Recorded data
** START **

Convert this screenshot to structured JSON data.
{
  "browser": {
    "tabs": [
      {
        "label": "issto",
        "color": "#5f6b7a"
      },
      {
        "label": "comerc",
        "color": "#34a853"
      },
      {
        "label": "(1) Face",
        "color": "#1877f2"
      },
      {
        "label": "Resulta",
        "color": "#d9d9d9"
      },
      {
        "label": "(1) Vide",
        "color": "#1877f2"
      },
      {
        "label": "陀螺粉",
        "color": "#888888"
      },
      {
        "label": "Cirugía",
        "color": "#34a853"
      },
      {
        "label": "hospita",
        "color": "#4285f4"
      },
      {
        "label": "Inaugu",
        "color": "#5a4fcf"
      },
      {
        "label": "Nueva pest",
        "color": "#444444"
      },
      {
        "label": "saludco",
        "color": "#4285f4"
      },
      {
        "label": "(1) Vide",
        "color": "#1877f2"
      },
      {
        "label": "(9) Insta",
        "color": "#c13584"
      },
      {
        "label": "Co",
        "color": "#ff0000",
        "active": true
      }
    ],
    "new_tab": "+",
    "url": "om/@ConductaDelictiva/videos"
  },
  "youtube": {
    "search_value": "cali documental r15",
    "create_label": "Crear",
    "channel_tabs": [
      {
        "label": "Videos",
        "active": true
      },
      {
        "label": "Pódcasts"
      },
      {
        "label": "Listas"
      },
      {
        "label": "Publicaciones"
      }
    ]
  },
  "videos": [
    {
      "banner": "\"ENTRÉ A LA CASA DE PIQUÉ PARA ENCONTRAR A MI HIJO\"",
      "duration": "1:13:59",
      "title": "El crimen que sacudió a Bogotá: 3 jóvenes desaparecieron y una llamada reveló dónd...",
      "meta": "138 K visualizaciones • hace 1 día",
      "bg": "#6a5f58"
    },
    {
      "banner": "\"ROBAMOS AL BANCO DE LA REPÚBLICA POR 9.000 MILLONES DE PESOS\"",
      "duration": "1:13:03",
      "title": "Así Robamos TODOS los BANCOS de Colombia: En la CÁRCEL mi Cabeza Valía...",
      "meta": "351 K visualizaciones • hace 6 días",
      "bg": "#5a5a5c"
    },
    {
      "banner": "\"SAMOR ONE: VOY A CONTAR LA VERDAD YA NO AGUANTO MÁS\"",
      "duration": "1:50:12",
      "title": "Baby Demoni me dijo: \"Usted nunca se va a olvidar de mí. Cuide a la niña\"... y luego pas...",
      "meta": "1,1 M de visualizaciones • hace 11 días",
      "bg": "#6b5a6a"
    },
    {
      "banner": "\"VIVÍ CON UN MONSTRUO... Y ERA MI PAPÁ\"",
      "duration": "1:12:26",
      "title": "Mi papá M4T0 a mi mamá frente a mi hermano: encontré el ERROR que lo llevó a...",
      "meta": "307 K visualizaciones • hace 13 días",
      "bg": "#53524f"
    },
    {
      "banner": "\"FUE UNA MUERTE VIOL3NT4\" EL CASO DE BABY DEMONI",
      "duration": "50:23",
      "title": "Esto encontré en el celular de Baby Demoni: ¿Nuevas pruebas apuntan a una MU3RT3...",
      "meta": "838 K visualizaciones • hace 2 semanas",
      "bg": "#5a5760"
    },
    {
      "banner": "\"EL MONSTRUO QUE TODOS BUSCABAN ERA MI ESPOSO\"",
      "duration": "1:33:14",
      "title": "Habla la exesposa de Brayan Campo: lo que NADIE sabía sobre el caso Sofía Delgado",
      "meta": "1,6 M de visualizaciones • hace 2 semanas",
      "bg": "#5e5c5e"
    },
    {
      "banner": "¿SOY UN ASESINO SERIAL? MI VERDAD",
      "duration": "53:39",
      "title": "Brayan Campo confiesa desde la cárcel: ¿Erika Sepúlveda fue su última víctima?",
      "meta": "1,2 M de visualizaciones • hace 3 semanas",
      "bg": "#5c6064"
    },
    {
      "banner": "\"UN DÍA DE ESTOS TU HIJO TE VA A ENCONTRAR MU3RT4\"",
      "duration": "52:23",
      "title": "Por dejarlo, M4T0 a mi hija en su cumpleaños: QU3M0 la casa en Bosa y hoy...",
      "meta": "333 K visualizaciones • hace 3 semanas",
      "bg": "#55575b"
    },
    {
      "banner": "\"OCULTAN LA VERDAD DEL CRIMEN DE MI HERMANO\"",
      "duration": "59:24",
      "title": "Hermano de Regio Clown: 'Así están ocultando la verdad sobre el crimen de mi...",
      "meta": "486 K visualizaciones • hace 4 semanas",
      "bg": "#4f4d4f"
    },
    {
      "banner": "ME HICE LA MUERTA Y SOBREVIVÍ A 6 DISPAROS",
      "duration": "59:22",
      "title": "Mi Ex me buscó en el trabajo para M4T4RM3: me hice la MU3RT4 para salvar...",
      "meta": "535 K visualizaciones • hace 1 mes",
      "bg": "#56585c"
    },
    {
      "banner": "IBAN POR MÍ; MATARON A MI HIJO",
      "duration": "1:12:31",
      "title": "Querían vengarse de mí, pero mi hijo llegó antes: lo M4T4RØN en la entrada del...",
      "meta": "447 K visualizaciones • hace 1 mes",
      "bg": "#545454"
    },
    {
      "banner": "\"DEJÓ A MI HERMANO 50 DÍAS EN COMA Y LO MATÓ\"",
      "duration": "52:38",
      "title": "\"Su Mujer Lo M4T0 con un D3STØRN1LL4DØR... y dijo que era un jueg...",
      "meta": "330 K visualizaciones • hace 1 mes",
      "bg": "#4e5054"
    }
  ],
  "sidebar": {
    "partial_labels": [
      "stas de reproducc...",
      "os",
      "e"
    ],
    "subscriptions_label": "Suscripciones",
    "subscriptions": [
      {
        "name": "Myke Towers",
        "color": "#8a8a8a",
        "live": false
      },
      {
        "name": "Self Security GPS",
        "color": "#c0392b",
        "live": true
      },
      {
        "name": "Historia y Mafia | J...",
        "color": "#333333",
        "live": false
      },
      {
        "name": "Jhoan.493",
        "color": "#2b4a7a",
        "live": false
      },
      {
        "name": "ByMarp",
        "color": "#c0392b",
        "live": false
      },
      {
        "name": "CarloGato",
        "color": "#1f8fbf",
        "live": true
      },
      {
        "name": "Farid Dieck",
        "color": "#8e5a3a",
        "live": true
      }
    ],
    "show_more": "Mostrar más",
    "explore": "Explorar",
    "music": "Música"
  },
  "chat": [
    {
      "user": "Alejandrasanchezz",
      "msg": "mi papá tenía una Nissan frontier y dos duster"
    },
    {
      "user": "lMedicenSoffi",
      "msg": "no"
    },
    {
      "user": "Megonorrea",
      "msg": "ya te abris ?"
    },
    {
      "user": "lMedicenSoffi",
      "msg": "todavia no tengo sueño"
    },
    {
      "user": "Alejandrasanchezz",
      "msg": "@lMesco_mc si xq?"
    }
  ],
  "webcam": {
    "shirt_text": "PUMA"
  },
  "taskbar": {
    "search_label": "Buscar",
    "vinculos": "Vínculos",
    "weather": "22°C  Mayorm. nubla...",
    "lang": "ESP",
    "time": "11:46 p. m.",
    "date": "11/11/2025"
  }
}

** END **

▸ **PROBLEM DESCRIPTION**
The records above need to be transcribed in full. Keep every character unchanged.

▸ **WRITTEN ANSWER**
Convert this screenshot to structured JSON data.
{
  "browser": {
    "tabs": [
      {
        "label": "issto",
        "color": "#5f6b7a"
      },
      {
        "label": "comerc",
        "color": "#34a853"
      },
      {
        "label": "(1) Face",
        "color": "#1877f2"
      },
      {
        "label": "Resulta",
        "color": "#d9d9d9"
      },
      {
        "label": "(1) Vide",
        "color": "#1877f2"
      },
      {
        "label": "陀螺粉",
        "color": "#888888"
      },
      {
        "label": "Cirugía",
        "color": "#34a853"
      },
      {
        "label": "hospita",
        "color": "#4285f4"
      },
      {
        "label": "Inaugu",
        "color": "#5a4fcf"
      },
      {
        "label": "Nueva pest",
        "color": "#444444"
      },
      {
        "label": "saludco",
        "color": "#4285f4"
      },
      {
        "label": "(1) Vide",
        "color": "#1877f2"
      },
      {
        "label": "(9) Insta",
        "color": "#c13584"
      },
      {
        "label": "Co",
        "color": "#ff0000",
        "active": true
      }
    ],
    "new_tab": "+",
    "url": "om/@ConductaDelictiva/videos"
  },
  "youtube": {
    "search_value": "cali documental r15",
    "create_label": "Crear",
    "channel_tabs": [
      {
        "label": "Videos",
        "active": true
      },
      {
        "label": "Pódcasts"
      },
      {
        "label": "Listas"
      },
      {
        "label": "Publicaciones"
      }
    ]
  },
  "videos": [
    {
      "banner": "\"ENTRÉ A LA CASA DE PIQUÉ PARA ENCONTRAR A MI HIJO\"",
      "duration": "1:13:59",
      "title": "El crimen que sacudió a Bogotá: 3 jóvenes desaparecieron y una llamada reveló dónd...",
      "meta": "138 K visualizaciones • hace 1 día",
      "bg": "#6a5f58"
    },
    {
      "banner": "\"ROBAMOS AL BANCO DE LA REPÚBLICA POR 9.000 MILLONES DE PESOS\"",
      "duration": "1:13:03",
      "title": "Así Robamos TODOS los BANCOS de Colombia: En la CÁRCEL mi Cabeza Valía...",
      "meta": "351 K visualizaciones • hace 6 días",
      "bg": "#5a5a5c"
    },
    {
      "banner": "\"SAMOR ONE: VOY A CONTAR LA VERDAD YA NO AGUANTO MÁS\"",
      "duration": "1:50:12",
      "title": "Baby Demoni me dijo: \"Usted nunca se va a olvidar de mí. Cuide a la niña\"... y luego pas...",
      "meta": "1,1 M de visualizaciones • hace 11 días",
      "bg": "#6b5a6a"
    },
    {
      "banner": "\"VIVÍ CON UN MONSTRUO... Y ERA MI PAPÁ\"",
      "duration": "1:12:26",
      "title": "Mi papá M4T0 a mi mamá frente a mi hermano: encontré el ERROR que lo llevó a...",
      "meta": "307 K visualizaciones • hace 13 días",
      "bg": "#53524f"
    },
    {
      "banner": "\"FUE UNA MUERTE VIOL3NT4\" EL CASO DE BABY DEMONI",
      "duration": "50:23",
      "title": "Esto encontré en el celular de Baby Demoni: ¿Nuevas pruebas apuntan a una MU3RT3...",
      "meta": "838 K visualizaciones • hace 2 semanas",
      "bg": "#5a5760"
    },
    {
      "banner": "\"EL MONSTRUO QUE TODOS BUSCABAN ERA MI ESPOSO\"",
      "duration": "1:33:14",
      "title": "Habla la exesposa de Brayan Campo: lo que NADIE sabía sobre el caso Sofía Delgado",
      "meta": "1,6 M de visualizaciones • hace 2 semanas",
      "bg": "#5e5c5e"
    },
    {
      "banner": "¿SOY UN ASESINO SERIAL? MI VERDAD",
      "duration": "53:39",
      "title": "Brayan Campo confiesa desde la cárcel: ¿Erika Sepúlveda fue su última víctima?",
      "meta": "1,2 M de visualizaciones • hace 3 semanas",
      "bg": "#5c6064"
    },
    {
      "banner": "\"UN DÍA DE ESTOS TU HIJO TE VA A ENCONTRAR MU3RT4\"",
      "duration": "52:23",
      "title": "Por dejarlo, M4T0 a mi hija en su cumpleaños: QU3M0 la casa en Bosa y hoy...",
      "meta": "333 K visualizaciones • hace 3 semanas",
      "bg": "#55575b"
    },
    {
      "banner": "\"OCULTAN LA VERDAD DEL CRIMEN DE MI HERMANO\"",
      "duration": "59:24",
      "title": "Hermano de Regio Clown: 'Así están ocultando la verdad sobre el crimen de mi...",
      "meta": "486 K visualizaciones • hace 4 semanas",
      "bg": "#4f4d4f"
    },
    {
      "banner": "ME HICE LA MUERTA Y SOBREVIVÍ A 6 DISPAROS",
      "duration": "59:22",
      "title": "Mi Ex me buscó en el trabajo para M4T4RM3: me hice la MU3RT4 para salvar...",
      "meta": "535 K visualizaciones • hace 1 mes",
      "bg": "#56585c"
    },
    {
      "banner": "IBAN POR MÍ; MATARON A MI HIJO",
      "duration": "1:12:31",
      "title": "Querían vengarse de mí, pero mi hijo llegó antes: lo M4T4RØN en la entrada del...",
      "meta": "447 K visualizaciones • hace 1 mes",
      "bg": "#545454"
    },
    {
      "banner": "\"DEJÓ A MI HERMANO 50 DÍAS EN COMA Y LO MATÓ\"",
      "duration": "52:38",
      "title": "\"Su Mujer Lo M4T0 con un D3STØRN1LL4DØR... y dijo que era un jueg...",
      "meta": "330 K visualizaciones • hace 1 mes",
      "bg": "#4e5054"
    }
  ],
  "sidebar": {
    "partial_labels": [
      "stas de reproducc...",
      "os",
      "e"
    ],
    "subscriptions_label": "Suscripciones",
    "subscriptions": [
      {
        "name": "Myke Towers",
        "color": "#8a8a8a",
        "live": false
      },
      {
        "name": "Self Security GPS",
        "color": "#c0392b",
        "live": true
      },
      {
        "name": "Historia y Mafia | J...",
        "color": "#333333",
        "live": false
      },
      {
        "name": "Jhoan.493",
        "color": "#2b4a7a",
        "live": false
      },
      {
        "name": "ByMarp",
        "color": "#c0392b",
        "live": false
      },
      {
        "name": "CarloGato",
        "color": "#1f8fbf",
        "live": true
      },
      {
        "name": "Farid Dieck",
        "color": "#8e5a3a",
        "live": true
      }
    ],
    "show_more": "Mostrar más",
    "explore": "Explorar",
    "music": "Música"
  },
  "chat": [
    {
      "user": "Alejandrasanchezz",
      "msg": "mi papá tenía una Nissan frontier y dos duster"
    },
    {
      "user": "lMedicenSoffi",
      "msg": "no"
    },
    {
      "user": "Megonorrea",
      "msg": "ya te abris ?"
    },
    {
      "user": "lMedicenSoffi",
      "msg": "todavia no tengo sueño"
    },
    {
      "user": "Alejandrasanchezz",
      "msg": "@lMesco_mc si xq?"
    }
  ],
  "webcam": {
    "shirt_text": "PUMA"
  },
  "taskbar": {
    "search_label": "Buscar",
    "vinculos": "Vínculos",
    "weather": "22°C  Mayorm. nubla...",
    "lang": "ESP",
    "time": "11:46 p. m.",
    "date": "11/11/2025"
  }
}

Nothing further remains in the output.